### Required task
Scan the records below. List lines holding "Sink".

### Available data
= = =
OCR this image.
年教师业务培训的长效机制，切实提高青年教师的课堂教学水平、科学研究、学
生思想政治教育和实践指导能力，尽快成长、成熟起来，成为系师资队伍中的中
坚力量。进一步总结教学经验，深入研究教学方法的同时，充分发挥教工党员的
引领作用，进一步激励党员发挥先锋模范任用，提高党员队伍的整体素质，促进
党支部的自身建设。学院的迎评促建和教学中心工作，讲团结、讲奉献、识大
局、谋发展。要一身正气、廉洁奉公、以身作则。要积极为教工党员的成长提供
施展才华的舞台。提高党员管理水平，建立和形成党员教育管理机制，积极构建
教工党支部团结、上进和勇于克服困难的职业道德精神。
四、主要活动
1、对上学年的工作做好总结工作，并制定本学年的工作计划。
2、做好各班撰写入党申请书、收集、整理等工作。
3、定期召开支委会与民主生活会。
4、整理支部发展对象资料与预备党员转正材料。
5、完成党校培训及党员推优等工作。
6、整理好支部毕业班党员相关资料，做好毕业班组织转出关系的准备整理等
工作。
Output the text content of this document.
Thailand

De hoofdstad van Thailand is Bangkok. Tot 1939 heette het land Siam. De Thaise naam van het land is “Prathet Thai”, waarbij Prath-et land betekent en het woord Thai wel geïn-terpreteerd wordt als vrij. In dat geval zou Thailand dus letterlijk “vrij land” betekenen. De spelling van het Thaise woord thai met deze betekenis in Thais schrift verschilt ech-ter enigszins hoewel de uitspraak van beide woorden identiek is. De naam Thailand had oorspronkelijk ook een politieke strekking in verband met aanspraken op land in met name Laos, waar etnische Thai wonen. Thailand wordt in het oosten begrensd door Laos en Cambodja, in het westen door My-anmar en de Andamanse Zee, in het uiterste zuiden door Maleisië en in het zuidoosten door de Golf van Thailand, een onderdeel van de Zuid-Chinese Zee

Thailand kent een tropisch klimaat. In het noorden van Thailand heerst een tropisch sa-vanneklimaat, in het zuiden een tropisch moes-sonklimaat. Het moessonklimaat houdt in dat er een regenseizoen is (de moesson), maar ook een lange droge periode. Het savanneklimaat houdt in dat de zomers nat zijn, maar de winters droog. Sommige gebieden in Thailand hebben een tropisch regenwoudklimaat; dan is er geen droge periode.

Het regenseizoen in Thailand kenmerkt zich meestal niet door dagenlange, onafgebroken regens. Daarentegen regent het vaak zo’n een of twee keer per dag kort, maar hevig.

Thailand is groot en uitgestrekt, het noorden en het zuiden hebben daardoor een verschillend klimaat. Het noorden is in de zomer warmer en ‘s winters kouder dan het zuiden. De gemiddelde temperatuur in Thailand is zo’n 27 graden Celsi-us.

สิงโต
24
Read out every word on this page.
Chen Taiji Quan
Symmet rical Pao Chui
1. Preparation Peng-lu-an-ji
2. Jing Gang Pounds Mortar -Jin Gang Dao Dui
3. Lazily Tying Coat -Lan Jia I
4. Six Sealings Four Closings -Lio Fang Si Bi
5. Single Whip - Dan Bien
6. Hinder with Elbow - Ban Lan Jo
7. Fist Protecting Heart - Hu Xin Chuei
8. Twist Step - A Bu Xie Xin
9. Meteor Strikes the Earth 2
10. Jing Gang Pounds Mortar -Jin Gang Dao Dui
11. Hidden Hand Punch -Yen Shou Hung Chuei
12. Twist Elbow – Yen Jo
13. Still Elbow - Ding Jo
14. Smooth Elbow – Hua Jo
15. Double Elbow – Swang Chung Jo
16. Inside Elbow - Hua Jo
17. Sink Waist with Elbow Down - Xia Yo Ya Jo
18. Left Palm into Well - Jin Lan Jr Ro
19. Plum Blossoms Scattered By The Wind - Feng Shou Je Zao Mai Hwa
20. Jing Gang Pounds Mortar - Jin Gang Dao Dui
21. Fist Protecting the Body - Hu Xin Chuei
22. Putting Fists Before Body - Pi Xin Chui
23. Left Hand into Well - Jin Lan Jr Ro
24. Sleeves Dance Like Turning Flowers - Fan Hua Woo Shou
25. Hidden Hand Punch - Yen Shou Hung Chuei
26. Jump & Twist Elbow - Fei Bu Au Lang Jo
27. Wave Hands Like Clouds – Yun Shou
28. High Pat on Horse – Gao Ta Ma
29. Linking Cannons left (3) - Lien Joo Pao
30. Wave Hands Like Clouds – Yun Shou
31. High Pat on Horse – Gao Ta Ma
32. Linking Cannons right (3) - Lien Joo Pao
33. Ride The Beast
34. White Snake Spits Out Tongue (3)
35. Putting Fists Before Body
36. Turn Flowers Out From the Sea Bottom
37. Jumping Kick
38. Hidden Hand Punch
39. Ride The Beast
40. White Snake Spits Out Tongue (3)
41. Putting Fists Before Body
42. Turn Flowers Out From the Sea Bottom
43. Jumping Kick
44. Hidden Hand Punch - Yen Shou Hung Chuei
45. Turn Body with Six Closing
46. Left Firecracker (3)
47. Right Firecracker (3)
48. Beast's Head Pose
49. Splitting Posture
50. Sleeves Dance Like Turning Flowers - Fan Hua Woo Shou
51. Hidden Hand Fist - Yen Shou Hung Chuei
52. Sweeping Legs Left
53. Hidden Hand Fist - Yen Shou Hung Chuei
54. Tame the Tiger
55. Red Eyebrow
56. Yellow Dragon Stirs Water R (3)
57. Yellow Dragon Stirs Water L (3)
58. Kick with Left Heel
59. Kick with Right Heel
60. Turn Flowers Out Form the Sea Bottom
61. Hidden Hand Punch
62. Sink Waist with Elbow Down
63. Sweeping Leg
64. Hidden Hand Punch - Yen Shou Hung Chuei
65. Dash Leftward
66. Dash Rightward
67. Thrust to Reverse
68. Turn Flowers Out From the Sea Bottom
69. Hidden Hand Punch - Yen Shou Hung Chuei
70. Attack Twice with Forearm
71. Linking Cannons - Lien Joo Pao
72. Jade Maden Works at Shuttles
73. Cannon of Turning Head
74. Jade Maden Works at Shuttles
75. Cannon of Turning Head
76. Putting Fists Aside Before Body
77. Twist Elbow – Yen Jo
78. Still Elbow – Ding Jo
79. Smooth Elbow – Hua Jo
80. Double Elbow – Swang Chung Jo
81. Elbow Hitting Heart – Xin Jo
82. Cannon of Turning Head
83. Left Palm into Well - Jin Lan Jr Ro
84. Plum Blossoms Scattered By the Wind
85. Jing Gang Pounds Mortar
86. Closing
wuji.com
= = =
### Correct answer
17. Sink Waist with Elbow Down - Xia Yo Ya Jo
62. Sink Waist with Elbow Down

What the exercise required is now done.